-------- Stored rows --------
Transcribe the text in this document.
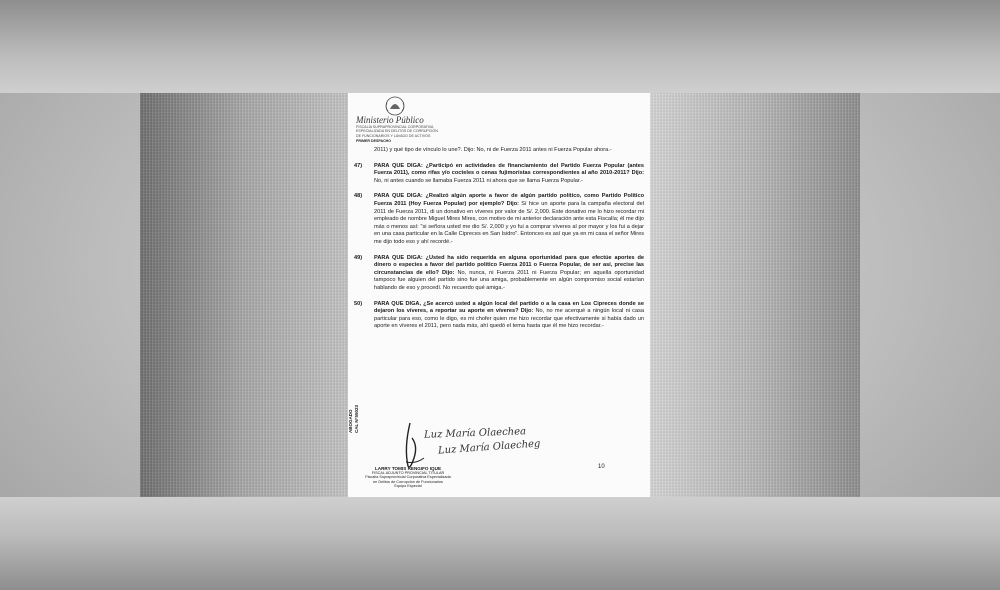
Ministerio Público
FISCALÍA SUPRAPROVINCIAL CORPORATIVA
ESPECIALIZADA EN DELITOS DE CORRUPCIÓN
DE FUNCIONARIOS Y LAVADO DE ACTIVOS
PRIMER DESPACHO
2011) y qué tipo de vínculo lo une?. Dijo: No, ni de Fuerza 2011 antes ni Fuerza Popular ahora.-
47)	PARA QUE DIGA: ¿Participó en actividades de financiamiento del Partido Fuerza Popular (antes Fuerza 2011), como rifas y/o cocteles o cenas fujimoristas correspondientes al año 2010-2011? Dijo: No, ni antes cuando se llamaba Fuerza 2011 ni ahora que se llama Fuerza Popular.-
48)	PARA QUE DIGA: ¿Realizó algún aporte a favor de algún partido político, como Partido Político Fuerza 2011 (Hoy Fuerza Popular) por ejemplo? Dijo: Sí hice un aporte para la campaña electoral del 2011 de Fuerza 2011, di un donativo en víveres por valor de S/. 2,000. Este donativo me lo hizo recordar mi empleado de nombre Miguel Mires Mires, con motivo de mi anterior declaración ante esta Fiscalía; él me dijo más o menos así: "si señora usted me dio S/. 2,000 y yo fui a comprar víveres al por mayor y los fui a dejar en una casa particular en la Calle Cipreces en San Isidro". Entonces es así que ya en mi casa el señor Mires me dijo todo eso y ahí recordé.-
49)	PARA QUE DIGA: ¿Usted ha sido requerida en alguna oportunidad para que efectúe aportes de dinero o especies a favor del partido político Fuerza 2011 o Fuerza Popular, de ser así, precise las circunstancias de ello? Dijo: No, nunca, ni Fuerza 2011 ni Fuerza Popular; en aquella oportunidad tampoco fue alguien del partido sino fue una amiga, probablemente en algún compromiso social estarían hablando de eso y procedí. No recuerdo qué amiga.-
50)	PARA QUE DIGA, ¿Se acercó usted a algún local del partido o a la casa en Los Cipreces donde se dejaron los víveres, a reportar su aporte en víveres? Dijo: No, no me acerqué a ningún local ni casa particular para eso, como le digo, es mi chofer quien me hizo recordar que efectivamente si había dado un aporte en víveres el 2011, pero nada más, ahí quedó el tema hasta que él me hizo recordar.-
ABOGADO CAL N°55023
Luz María Olaechea
Luz María Olaecheg
LARRY TOMIS RENGIFO IQUE
FISCAL ADJUNTO PROVINCIAL TITULAR
Fiscalía Supraprovincial Corporativa Especializada
en Delitos de Corrupción de Funcionarios
Equipo Especial
10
--------
--- What you need to do ---
Retype the listing exactly. Pictures do not belong in the copy.

--- Task output ---
Transcribe the text in this document.
Ministerio Público
FISCALÍA SUPRAPROVINCIAL CORPORATIVA
ESPECIALIZADA EN DELITOS DE CORRUPCIÓN
DE FUNCIONARIOS Y LAVADO DE ACTIVOS
PRIMER DESPACHO
2011) y qué tipo de vínculo lo une?. Dijo: No, ni de Fuerza 2011 antes ni Fuerza Popular ahora.-
47)	PARA QUE DIGA: ¿Participó en actividades de financiamiento del Partido Fuerza Popular (antes Fuerza 2011), como rifas y/o cocteles o cenas fujimoristas correspondientes al año 2010-2011? Dijo: No, ni antes cuando se llamaba Fuerza 2011 ni ahora que se llama Fuerza Popular.-
48)	PARA QUE DIGA: ¿Realizó algún aporte a favor de algún partido político, como Partido Político Fuerza 2011 (Hoy Fuerza Popular) por ejemplo? Dijo: Sí hice un aporte para la campaña electoral del 2011 de Fuerza 2011, di un donativo en víveres por valor de S/. 2,000. Este donativo me lo hizo recordar mi empleado de nombre Miguel Mires Mires, con motivo de mi anterior declaración ante esta Fiscalía; él me dijo más o menos así: "si señora usted me dio S/. 2,000 y yo fui a comprar víveres al por mayor y los fui a dejar en una casa particular en la Calle Cipreces en San Isidro". Entonces es así que ya en mi casa el señor Mires me dijo todo eso y ahí recordé.-
49)	PARA QUE DIGA: ¿Usted ha sido requerida en alguna oportunidad para que efectúe aportes de dinero o especies a favor del partido político Fuerza 2011 o Fuerza Popular, de ser así, precise las circunstancias de ello? Dijo: No, nunca, ni Fuerza 2011 ni Fuerza Popular; en aquella oportunidad tampoco fue alguien del partido sino fue una amiga, probablemente en algún compromiso social estarían hablando de eso y procedí. No recuerdo qué amiga.-
50)	PARA QUE DIGA, ¿Se acercó usted a algún local del partido o a la casa en Los Cipreces donde se dejaron los víveres, a reportar su aporte en víveres? Dijo: No, no me acerqué a ningún local ni casa particular para eso, como le digo, es mi chofer quien me hizo recordar que efectivamente si había dado un aporte en víveres el 2011, pero nada más, ahí quedó el tema hasta que él me hizo recordar.-
ABOGADO CAL N°55023
Luz María Olaechea
Luz María Olaecheg
LARRY TOMIS RENGIFO IQUE
FISCAL ADJUNTO PROVINCIAL TITULAR
Fiscalía Supraprovincial Corporativa Especializada
en Delitos de Corrupción de Funcionarios
Equipo Especial
10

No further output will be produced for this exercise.